#### [Dataset content]
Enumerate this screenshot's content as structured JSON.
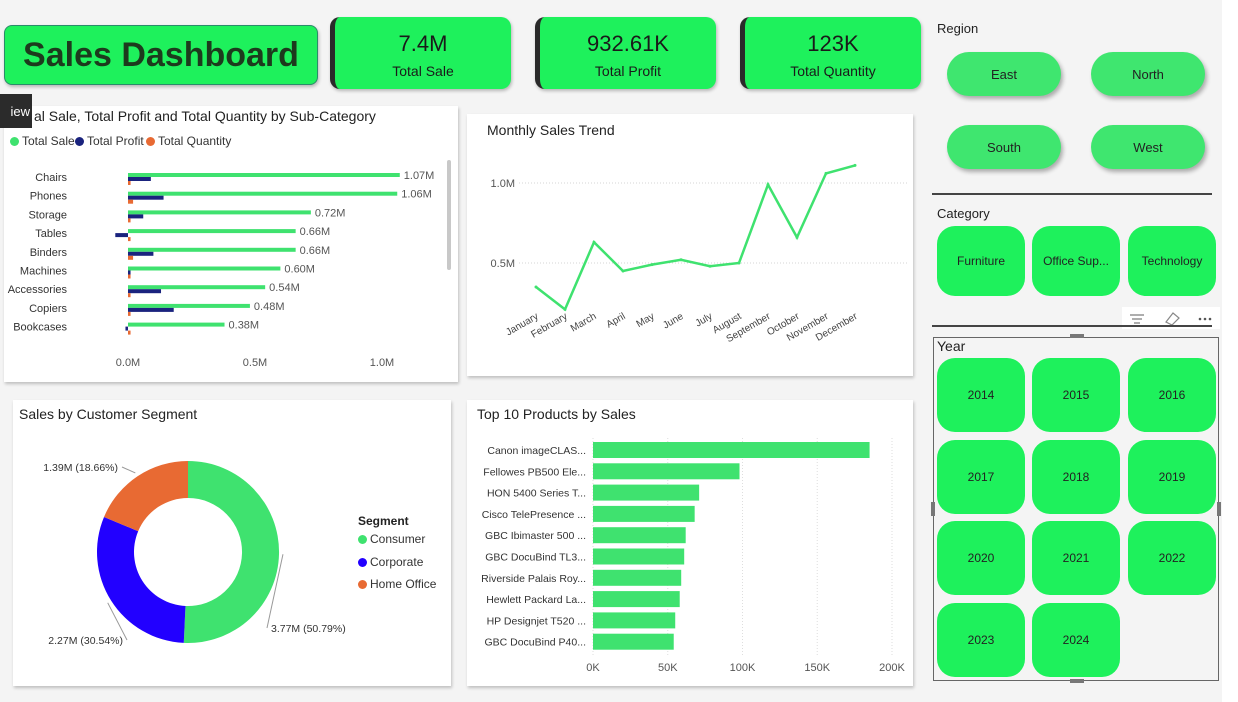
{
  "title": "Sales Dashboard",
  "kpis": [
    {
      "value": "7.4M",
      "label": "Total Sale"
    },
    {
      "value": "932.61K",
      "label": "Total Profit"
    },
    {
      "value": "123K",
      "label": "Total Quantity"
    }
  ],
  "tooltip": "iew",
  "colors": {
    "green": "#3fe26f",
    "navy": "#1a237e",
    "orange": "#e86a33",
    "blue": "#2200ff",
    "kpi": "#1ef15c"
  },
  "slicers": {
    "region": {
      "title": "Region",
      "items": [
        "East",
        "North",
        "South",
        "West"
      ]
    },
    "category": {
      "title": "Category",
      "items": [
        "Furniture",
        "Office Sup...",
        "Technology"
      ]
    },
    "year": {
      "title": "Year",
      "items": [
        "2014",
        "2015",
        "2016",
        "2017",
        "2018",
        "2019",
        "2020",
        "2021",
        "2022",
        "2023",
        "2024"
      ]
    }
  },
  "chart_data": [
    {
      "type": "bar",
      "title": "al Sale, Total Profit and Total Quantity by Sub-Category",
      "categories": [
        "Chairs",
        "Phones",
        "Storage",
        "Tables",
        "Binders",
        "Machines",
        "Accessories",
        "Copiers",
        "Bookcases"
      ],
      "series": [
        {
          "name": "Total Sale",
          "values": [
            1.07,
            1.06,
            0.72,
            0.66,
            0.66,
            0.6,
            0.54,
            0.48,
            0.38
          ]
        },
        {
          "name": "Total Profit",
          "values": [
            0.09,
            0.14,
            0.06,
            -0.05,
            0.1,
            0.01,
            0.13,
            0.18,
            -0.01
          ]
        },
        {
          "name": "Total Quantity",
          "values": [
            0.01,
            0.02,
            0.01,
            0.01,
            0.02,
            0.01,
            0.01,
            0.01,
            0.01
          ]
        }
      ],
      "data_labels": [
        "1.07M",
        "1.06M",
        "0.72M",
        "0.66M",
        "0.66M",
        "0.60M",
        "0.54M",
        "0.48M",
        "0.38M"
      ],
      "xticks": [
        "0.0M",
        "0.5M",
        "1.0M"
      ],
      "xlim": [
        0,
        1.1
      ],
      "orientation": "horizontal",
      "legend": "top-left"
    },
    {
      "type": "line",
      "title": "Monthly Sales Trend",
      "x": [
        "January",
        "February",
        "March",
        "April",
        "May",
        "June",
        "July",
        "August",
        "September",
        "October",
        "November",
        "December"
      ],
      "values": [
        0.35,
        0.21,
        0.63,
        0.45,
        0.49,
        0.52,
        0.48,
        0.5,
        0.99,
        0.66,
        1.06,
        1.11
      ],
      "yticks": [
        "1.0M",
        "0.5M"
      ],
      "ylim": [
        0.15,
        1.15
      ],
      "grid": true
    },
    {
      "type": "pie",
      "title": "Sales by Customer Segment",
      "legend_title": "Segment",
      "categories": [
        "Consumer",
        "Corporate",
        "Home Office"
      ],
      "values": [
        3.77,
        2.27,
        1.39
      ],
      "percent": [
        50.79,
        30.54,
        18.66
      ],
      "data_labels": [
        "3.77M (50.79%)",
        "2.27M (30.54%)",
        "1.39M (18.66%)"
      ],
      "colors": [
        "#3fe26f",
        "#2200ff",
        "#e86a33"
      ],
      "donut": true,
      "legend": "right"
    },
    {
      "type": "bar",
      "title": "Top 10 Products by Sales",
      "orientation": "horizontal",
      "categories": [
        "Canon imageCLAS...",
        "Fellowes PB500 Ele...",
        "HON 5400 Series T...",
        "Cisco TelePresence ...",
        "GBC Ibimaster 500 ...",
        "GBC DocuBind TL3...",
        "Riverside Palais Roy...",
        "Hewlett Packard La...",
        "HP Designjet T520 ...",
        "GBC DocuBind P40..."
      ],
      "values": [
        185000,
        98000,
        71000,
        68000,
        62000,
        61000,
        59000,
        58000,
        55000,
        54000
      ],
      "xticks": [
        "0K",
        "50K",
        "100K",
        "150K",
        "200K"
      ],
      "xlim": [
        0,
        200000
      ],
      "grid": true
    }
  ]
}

#### [Problem description]
Take each line of the material that contains the word "Quantity" and list it.

#### [Final answer]
      "label": "Total Quantity"
      "title": "al Sale, Total Profit and Total Quantity by Sub-Category",
          "name": "Total Quantity",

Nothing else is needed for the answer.